» **Direction**
The records are to be restated in their entirety, word for word.

» **Record set**
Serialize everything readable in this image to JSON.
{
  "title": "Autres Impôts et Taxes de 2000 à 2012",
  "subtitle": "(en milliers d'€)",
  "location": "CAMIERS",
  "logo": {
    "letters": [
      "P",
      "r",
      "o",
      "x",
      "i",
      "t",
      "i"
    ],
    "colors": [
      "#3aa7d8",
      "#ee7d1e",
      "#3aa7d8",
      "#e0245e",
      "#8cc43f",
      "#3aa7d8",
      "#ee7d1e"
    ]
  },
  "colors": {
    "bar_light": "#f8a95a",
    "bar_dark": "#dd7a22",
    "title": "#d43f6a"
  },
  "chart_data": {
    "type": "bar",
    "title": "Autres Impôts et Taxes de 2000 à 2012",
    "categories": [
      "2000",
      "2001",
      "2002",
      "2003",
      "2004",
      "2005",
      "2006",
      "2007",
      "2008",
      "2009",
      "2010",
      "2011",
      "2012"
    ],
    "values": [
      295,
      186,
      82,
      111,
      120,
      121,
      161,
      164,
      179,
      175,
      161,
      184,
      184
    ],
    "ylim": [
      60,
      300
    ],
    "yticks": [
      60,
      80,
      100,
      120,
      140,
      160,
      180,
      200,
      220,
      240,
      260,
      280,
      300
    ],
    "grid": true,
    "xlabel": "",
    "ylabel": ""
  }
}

» **Task result**
Serialize everything readable in this image to JSON.
{
  "title": "Autres Impôts et Taxes de 2000 à 2012",
  "subtitle": "(en milliers d'€)",
  "location": "CAMIERS",
  "logo": {
    "letters": [
      "P",
      "r",
      "o",
      "x",
      "i",
      "t",
      "i"
    ],
    "colors": [
      "#3aa7d8",
      "#ee7d1e",
      "#3aa7d8",
      "#e0245e",
      "#8cc43f",
      "#3aa7d8",
      "#ee7d1e"
    ]
  },
  "colors": {
    "bar_light": "#f8a95a",
    "bar_dark": "#dd7a22",
    "title": "#d43f6a"
  },
  "chart_data": {
    "type": "bar",
    "title": "Autres Impôts et Taxes de 2000 à 2012",
    "categories": [
      "2000",
      "2001",
      "2002",
      "2003",
      "2004",
      "2005",
      "2006",
      "2007",
      "2008",
      "2009",
      "2010",
      "2011",
      "2012"
    ],
    "values": [
      295,
      186,
      82,
      111,
      120,
      121,
      161,
      164,
      179,
      175,
      161,
      184,
      184
    ],
    "ylim": [
      60,
      300
    ],
    "yticks": [
      60,
      80,
      100,
      120,
      140,
      160,
      180,
      200,
      220,
      240,
      260,
      280,
      300
    ],
    "grid": true,
    "xlabel": "",
    "ylabel": ""
  }
}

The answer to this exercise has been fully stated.